*WHAT NEEDS TO BE DONE*
Output all lines exactly.

Data extracted from a collection
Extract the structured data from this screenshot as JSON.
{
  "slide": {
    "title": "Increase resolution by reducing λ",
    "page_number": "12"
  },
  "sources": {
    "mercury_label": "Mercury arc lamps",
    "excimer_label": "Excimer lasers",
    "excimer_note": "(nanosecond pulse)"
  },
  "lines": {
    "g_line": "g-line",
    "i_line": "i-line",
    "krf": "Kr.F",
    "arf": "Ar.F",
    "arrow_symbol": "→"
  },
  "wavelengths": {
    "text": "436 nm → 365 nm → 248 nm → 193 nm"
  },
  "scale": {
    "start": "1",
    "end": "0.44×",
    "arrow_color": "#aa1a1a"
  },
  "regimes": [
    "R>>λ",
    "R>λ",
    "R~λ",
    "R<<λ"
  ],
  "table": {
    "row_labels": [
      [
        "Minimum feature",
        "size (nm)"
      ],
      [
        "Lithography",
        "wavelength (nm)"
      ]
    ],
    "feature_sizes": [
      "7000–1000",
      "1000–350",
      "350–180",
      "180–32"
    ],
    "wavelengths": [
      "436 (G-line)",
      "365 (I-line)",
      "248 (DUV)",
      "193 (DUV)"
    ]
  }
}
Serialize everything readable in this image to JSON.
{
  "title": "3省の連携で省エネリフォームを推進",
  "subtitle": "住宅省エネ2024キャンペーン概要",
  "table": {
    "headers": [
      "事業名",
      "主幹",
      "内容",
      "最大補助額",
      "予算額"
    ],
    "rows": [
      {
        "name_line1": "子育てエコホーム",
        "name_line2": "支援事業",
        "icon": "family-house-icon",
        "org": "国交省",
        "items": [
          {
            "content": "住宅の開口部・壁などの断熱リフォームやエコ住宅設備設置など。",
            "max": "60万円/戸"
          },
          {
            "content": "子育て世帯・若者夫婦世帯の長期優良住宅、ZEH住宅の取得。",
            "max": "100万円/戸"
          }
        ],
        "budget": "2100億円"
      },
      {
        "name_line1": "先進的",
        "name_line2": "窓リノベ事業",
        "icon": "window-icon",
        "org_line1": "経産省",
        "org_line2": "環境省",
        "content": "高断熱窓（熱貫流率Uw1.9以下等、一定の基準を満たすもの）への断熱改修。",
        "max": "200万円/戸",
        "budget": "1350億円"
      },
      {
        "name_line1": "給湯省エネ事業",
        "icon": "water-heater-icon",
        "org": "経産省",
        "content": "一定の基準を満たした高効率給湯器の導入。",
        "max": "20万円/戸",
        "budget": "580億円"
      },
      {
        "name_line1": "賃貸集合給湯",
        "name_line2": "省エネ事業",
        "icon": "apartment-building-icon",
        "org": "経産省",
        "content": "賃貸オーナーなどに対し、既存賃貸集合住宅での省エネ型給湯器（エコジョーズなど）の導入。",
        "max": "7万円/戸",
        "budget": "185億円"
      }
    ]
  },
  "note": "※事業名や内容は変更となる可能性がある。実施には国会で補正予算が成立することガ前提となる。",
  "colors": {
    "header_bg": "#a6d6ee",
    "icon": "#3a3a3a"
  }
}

*TASK OUTPUT*
Extract the structured data from this screenshot as JSON.
{
  "slide": {
    "title": "Increase resolution by reducing λ",
    "page_number": "12"
  },
  "sources": {
    "mercury_label": "Mercury arc lamps",
    "excimer_label": "Excimer lasers",
    "excimer_note": "(nanosecond pulse)"
  },
  "lines": {
    "g_line": "g-line",
    "i_line": "i-line",
    "krf": "Kr.F",
    "arf": "Ar.F",
    "arrow_symbol": "→"
  },
  "wavelengths": {
    "text": "436 nm → 365 nm → 248 nm → 193 nm"
  },
  "scale": {
    "start": "1",
    "end": "0.44×",
    "arrow_color": "#aa1a1a"
  },
  "regimes": [
    "R>>λ",
    "R>λ",
    "R~λ",
    "R<<λ"
  ],
  "table": {
    "row_labels": [
      [
        "Minimum feature",
        "size (nm)"
      ],
      [
        "Lithography",
        "wavelength (nm)"
      ]
    ],
    "feature_sizes": [
      "7000–1000",
      "1000–350",
      "350–180",
      "180–32"
    ],
    "wavelengths": [
      "436 (G-line)",
      "365 (I-line)",
      "248 (DUV)",
      "193 (DUV)"
    ]
  }
}
Serialize everything readable in this image to JSON.
{
  "title": "3省の連携で省エネリフォームを推進",
  "subtitle": "住宅省エネ2024キャンペーン概要",
  "table": {
    "headers": [
      "事業名",
      "主幹",
      "内容",
      "最大補助額",
      "予算額"
    ],
    "rows": [
      {
        "name_line1": "子育てエコホーム",
        "name_line2": "支援事業",
        "icon": "family-house-icon",
        "org": "国交省",
        "items": [
          {
            "content": "住宅の開口部・壁などの断熱リフォームやエコ住宅設備設置など。",
            "max": "60万円/戸"
          },
          {
            "content": "子育て世帯・若者夫婦世帯の長期優良住宅、ZEH住宅の取得。",
            "max": "100万円/戸"
          }
        ],
        "budget": "2100億円"
      },
      {
        "name_line1": "先進的",
        "name_line2": "窓リノベ事業",
        "icon": "window-icon",
        "org_line1": "経産省",
        "org_line2": "環境省",
        "content": "高断熱窓（熱貫流率Uw1.9以下等、一定の基準を満たすもの）への断熱改修。",
        "max": "200万円/戸",
        "budget": "1350億円"
      },
      {
        "name_line1": "給湯省エネ事業",
        "icon": "water-heater-icon",
        "org": "経産省",
        "content": "一定の基準を満たした高効率給湯器の導入。",
        "max": "20万円/戸",
        "budget": "580億円"
      },
      {
        "name_line1": "賃貸集合給湯",
        "name_line2": "省エネ事業",
        "icon": "apartment-building-icon",
        "org": "経産省",
        "content": "賃貸オーナーなどに対し、既存賃貸集合住宅での省エネ型給湯器（エコジョーズなど）の導入。",
        "max": "7万円/戸",
        "budget": "185億円"
      }
    ]
  },
  "note": "※事業名や内容は変更となる可能性がある。実施には国会で補正予算が成立することガ前提となる。",
  "colors": {
    "header_bg": "#a6d6ee",
    "icon": "#3a3a3a"
  }
}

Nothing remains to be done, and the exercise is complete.